──────── DATA PROVIDED
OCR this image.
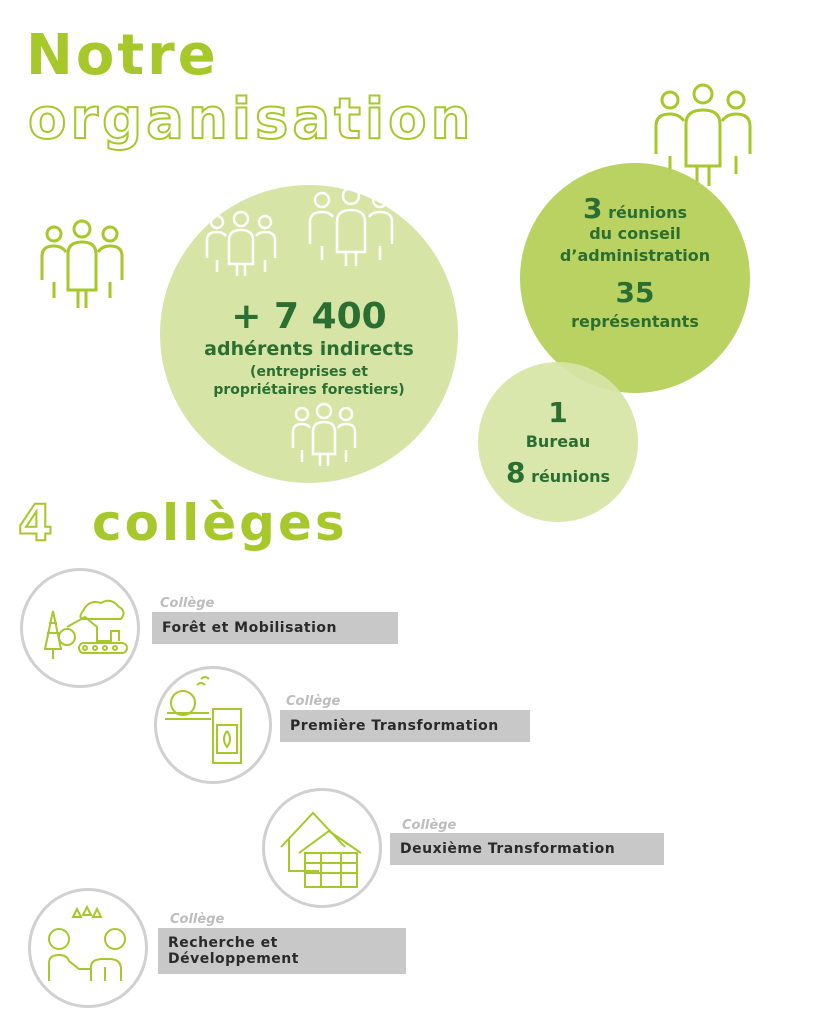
Notre
organisation
+ 7 400
adhérents indirects
(entreprises et
propriétaires forestiers)
3 réunions
du conseil
d’administration
35
représentants
1
Bureau
8 réunions
4 collèges
Collège
Forêt et Mobilisation
Collège
Première Transformation
Collège
Deuxième Transformation
Collège
Recherche et
Développement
────────────────
Repeat verbatim all the material, but not the pictures.

- RESPONSE TO THIS TASK -
OCR this image.
Notre
organisation
+ 7 400
adhérents indirects
(entreprises et
propriétaires forestiers)
3 réunions
du conseil
d’administration
35
représentants
1
Bureau
8 réunions
4 collèges
Collège
Forêt et Mobilisation
Collège
Première Transformation
Collège
Deuxième Transformation
Collège
Recherche et
Développement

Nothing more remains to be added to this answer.